::: Records to use :::

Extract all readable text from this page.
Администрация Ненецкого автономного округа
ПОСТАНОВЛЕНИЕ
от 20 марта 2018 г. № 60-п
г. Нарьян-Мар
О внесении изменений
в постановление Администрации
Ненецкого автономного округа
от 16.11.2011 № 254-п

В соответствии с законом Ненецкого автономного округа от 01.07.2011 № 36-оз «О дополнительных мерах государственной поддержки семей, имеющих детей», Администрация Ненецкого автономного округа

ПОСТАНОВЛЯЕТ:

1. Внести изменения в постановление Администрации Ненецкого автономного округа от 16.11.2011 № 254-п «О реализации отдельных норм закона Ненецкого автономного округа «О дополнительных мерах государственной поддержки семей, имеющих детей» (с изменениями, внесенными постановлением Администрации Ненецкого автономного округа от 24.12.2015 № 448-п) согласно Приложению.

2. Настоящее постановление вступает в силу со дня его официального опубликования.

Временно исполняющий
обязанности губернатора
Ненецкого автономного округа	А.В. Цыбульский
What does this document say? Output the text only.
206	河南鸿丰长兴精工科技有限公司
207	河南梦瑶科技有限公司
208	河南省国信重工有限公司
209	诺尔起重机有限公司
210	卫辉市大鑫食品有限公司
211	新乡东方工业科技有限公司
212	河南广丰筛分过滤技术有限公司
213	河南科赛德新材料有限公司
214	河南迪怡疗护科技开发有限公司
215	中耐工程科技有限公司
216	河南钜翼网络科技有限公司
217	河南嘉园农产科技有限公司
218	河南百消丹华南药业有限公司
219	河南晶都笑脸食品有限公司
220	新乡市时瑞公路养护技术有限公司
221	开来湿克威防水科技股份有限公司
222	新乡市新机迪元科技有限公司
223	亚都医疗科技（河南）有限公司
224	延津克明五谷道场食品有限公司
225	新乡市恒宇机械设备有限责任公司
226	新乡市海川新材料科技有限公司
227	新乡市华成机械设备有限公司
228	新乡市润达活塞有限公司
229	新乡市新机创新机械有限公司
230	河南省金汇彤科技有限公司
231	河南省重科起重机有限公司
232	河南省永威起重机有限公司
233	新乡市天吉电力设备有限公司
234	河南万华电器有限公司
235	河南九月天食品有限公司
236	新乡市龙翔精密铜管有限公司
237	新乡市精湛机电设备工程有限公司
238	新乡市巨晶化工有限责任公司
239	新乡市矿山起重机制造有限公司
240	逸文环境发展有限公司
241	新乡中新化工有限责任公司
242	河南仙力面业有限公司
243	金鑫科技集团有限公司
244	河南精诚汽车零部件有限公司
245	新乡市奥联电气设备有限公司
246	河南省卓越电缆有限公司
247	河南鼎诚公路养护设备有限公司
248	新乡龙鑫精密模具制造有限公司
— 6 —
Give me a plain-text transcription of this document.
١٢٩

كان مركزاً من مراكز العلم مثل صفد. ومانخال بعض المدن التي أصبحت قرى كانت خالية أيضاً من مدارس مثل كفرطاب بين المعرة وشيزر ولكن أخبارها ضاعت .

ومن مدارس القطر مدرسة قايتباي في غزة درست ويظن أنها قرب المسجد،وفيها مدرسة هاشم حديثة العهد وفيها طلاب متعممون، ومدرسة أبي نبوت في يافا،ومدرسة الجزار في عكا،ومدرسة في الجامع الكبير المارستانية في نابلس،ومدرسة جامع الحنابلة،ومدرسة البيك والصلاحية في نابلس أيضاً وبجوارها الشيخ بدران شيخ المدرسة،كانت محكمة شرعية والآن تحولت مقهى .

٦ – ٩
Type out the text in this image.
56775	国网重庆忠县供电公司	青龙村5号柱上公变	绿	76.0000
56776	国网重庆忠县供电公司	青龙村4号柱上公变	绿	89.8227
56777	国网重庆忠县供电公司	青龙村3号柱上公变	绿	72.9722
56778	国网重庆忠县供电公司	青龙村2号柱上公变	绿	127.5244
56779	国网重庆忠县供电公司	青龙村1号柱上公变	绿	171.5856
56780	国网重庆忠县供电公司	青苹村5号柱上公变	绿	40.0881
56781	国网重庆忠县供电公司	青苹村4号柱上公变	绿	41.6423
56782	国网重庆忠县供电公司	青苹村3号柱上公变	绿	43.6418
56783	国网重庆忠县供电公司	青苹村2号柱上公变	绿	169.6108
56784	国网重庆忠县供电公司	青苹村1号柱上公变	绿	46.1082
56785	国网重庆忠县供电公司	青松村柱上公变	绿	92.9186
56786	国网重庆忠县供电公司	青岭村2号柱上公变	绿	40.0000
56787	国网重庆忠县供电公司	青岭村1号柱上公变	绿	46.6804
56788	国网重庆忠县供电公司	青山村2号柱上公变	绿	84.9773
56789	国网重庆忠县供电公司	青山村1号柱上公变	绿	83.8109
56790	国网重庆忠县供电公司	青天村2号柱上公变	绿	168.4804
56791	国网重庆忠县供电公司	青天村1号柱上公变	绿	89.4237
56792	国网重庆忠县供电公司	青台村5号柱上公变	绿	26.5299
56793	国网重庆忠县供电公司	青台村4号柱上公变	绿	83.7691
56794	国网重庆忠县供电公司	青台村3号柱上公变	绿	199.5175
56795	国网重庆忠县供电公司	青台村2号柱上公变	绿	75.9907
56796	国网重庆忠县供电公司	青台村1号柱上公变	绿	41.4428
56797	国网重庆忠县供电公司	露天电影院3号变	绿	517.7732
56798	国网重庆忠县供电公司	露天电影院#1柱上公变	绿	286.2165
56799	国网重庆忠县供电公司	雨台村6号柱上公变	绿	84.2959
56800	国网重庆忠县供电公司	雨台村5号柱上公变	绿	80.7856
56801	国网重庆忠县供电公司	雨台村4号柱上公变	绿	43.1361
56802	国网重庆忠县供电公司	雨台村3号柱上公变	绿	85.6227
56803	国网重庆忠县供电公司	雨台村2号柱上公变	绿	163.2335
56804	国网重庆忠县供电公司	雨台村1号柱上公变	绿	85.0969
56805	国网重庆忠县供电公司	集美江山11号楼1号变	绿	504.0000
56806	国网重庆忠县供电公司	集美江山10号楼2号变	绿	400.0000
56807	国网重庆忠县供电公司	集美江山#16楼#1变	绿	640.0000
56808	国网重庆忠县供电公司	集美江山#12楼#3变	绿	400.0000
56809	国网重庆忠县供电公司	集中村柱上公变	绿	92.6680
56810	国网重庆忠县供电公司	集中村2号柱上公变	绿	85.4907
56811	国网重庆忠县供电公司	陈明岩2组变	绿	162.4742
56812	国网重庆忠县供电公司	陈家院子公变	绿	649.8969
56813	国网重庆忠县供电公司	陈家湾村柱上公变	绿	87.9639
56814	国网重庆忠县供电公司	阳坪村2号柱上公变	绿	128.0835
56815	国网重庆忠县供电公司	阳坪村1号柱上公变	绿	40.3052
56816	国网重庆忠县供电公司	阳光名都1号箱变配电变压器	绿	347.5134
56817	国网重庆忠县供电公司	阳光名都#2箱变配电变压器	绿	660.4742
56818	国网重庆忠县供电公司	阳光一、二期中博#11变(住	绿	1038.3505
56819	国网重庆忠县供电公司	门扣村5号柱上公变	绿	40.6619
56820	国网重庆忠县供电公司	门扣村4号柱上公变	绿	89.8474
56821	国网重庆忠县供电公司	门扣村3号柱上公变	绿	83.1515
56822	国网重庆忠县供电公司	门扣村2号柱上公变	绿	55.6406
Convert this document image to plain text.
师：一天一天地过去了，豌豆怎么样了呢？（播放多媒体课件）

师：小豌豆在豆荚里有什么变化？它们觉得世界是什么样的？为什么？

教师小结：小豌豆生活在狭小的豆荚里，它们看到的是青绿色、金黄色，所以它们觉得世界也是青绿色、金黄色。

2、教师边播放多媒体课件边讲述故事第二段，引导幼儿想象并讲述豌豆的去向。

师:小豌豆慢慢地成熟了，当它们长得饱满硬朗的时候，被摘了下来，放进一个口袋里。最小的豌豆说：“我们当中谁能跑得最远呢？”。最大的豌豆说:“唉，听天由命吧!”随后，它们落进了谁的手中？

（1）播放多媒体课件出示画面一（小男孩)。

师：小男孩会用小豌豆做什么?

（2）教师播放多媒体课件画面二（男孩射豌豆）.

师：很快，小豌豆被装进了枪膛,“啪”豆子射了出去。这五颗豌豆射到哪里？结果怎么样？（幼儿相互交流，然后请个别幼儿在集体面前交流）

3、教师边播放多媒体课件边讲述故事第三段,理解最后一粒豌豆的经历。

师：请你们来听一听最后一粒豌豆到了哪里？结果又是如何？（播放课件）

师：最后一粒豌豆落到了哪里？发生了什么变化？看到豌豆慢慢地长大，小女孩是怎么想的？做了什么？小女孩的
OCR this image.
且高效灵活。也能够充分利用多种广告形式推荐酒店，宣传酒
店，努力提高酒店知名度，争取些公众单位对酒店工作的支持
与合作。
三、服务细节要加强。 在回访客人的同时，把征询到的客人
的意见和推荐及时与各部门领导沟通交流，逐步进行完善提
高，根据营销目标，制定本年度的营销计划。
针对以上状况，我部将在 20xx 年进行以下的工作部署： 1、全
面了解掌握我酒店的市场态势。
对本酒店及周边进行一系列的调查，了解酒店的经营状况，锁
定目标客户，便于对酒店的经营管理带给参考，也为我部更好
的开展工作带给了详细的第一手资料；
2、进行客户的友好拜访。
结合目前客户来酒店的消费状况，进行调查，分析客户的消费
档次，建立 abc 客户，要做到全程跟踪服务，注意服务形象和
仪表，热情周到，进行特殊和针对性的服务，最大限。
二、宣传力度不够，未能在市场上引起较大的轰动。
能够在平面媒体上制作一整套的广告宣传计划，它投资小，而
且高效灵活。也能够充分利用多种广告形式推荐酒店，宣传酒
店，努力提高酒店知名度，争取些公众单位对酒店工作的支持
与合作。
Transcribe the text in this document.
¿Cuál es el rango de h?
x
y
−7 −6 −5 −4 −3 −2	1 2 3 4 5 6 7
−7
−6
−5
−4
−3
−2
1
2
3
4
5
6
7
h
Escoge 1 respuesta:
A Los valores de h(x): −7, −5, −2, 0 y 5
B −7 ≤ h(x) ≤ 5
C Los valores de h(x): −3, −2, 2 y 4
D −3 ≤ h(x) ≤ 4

:::

Show, from the material above, each line that includes the string "Администрации".

* Final result *
в постановление Администрации
1. Внести изменения в постановление Администрации Ненецкого автономного округа от 16.11.2011 № 254-п «О реализации отдельных норм закона Ненецкого автономного округа «О дополнительных мерах государственной поддержки семей, имеющих детей» (с изменениями, внесенными постановлением Администрации Ненецкого автономного округа от 24.12.2015 № 448-п) согласно Приложению.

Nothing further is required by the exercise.